◆ **What the exercise asks**
Please set down all the lines beneath this one exactly, without the pictures.

◆ **Dataset**
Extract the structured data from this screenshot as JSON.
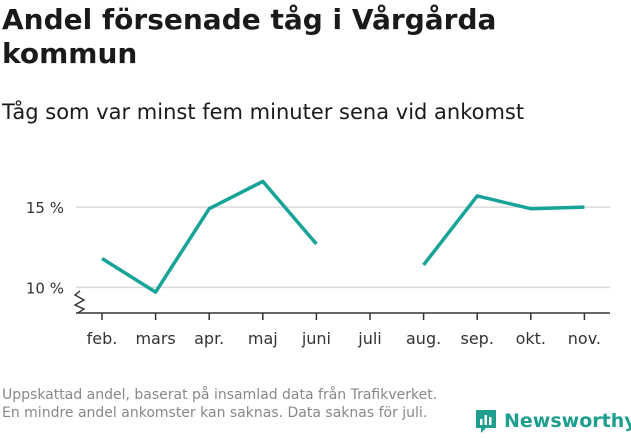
{
  "title": "Andel försenade tåg i Vårgårda kommun",
  "subtitle": "Tåg som var minst fem minuter sena vid ankomst",
  "footnote": "Uppskattad andel, baserat på insamlad data från Trafikverket. En mindre andel ankomster kan saknas. Data saknas för juli.",
  "brand": {
    "name": "Newsworthy",
    "color": "#1f9e8e",
    "icon": "chart-badge-icon"
  },
  "chart_data": {
    "type": "line",
    "title": "Andel försenade tåg i Vårgårda kommun",
    "subtitle": "Tåg som var minst fem minuter sena vid ankomst",
    "categories": [
      "feb.",
      "mars",
      "apr.",
      "maj",
      "juni",
      "juli",
      "aug.",
      "sep.",
      "okt.",
      "nov."
    ],
    "series": [
      {
        "color": "#17a398",
        "values": [
          11.8,
          9.7,
          14.9,
          16.6,
          12.7,
          null,
          11.4,
          15.7,
          14.9,
          15.0
        ]
      }
    ],
    "yticks": [
      10,
      15
    ],
    "ytick_labels": [
      "10 %",
      "15 %"
    ],
    "ylim": [
      8.4,
      17.5
    ],
    "y_axis_break": true,
    "grid": true,
    "line_color": "#17a398"
  }
}
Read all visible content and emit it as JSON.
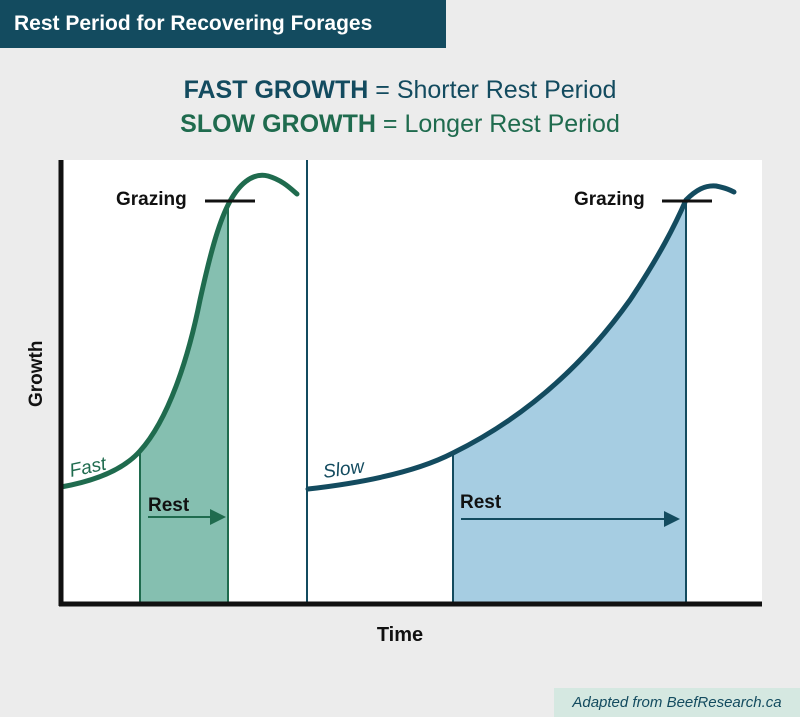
{
  "title": "Rest Period for Recovering Forages",
  "headline": {
    "line1_keyword": "FAST GROWTH",
    "line1_rest": "= Shorter Rest Period",
    "line2_keyword": "SLOW GROWTH",
    "line2_rest": "= Longer Rest Period"
  },
  "axes": {
    "ylabel": "Growth",
    "xlabel": "Time"
  },
  "panels": {
    "fast": {
      "curve_label": "Fast",
      "grazing_label": "Grazing",
      "rest_label": "Rest"
    },
    "slow": {
      "curve_label": "Slow",
      "grazing_label": "Grazing",
      "rest_label": "Rest"
    }
  },
  "credit": "Adapted from BeefResearch.ca",
  "colors": {
    "dark_teal": "#134b5f",
    "green": "#1f6b4e",
    "fast_fill": "#85bfb0",
    "slow_fill": "#a6cde2",
    "credit_bg": "#d5e8e1"
  }
}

◆ **Result of this exercise**
Extract the structured data from this screenshot as JSON.
{
  "title": "Andel försenade tåg i Vårgårda kommun",
  "subtitle": "Tåg som var minst fem minuter sena vid ankomst",
  "footnote": "Uppskattad andel, baserat på insamlad data från Trafikverket. En mindre andel ankomster kan saknas. Data saknas för juli.",
  "brand": {
    "name": "Newsworthy",
    "color": "#1f9e8e",
    "icon": "chart-badge-icon"
  },
  "chart_data": {
    "type": "line",
    "title": "Andel försenade tåg i Vårgårda kommun",
    "subtitle": "Tåg som var minst fem minuter sena vid ankomst",
    "categories": [
      "feb.",
      "mars",
      "apr.",
      "maj",
      "juni",
      "juli",
      "aug.",
      "sep.",
      "okt.",
      "nov."
    ],
    "series": [
      {
        "color": "#17a398",
        "values": [
          11.8,
          9.7,
          14.9,
          16.6,
          12.7,
          null,
          11.4,
          15.7,
          14.9,
          15.0
        ]
      }
    ],
    "yticks": [
      10,
      15
    ],
    "ytick_labels": [
      "10 %",
      "15 %"
    ],
    "ylim": [
      8.4,
      17.5
    ],
    "y_axis_break": true,
    "grid": true,
    "line_color": "#17a398"
  }
}
Read all visible content and emit it as JSON.
{
  "title": "Rest Period for Recovering Forages",
  "headline": {
    "line1_keyword": "FAST GROWTH",
    "line1_rest": "= Shorter Rest Period",
    "line2_keyword": "SLOW GROWTH",
    "line2_rest": "= Longer Rest Period"
  },
  "axes": {
    "ylabel": "Growth",
    "xlabel": "Time"
  },
  "panels": {
    "fast": {
      "curve_label": "Fast",
      "grazing_label": "Grazing",
      "rest_label": "Rest"
    },
    "slow": {
      "curve_label": "Slow",
      "grazing_label": "Grazing",
      "rest_label": "Rest"
    }
  },
  "credit": "Adapted from BeefResearch.ca",
  "colors": {
    "dark_teal": "#134b5f",
    "green": "#1f6b4e",
    "fast_fill": "#85bfb0",
    "slow_fill": "#a6cde2",
    "credit_bg": "#d5e8e1"
  }
}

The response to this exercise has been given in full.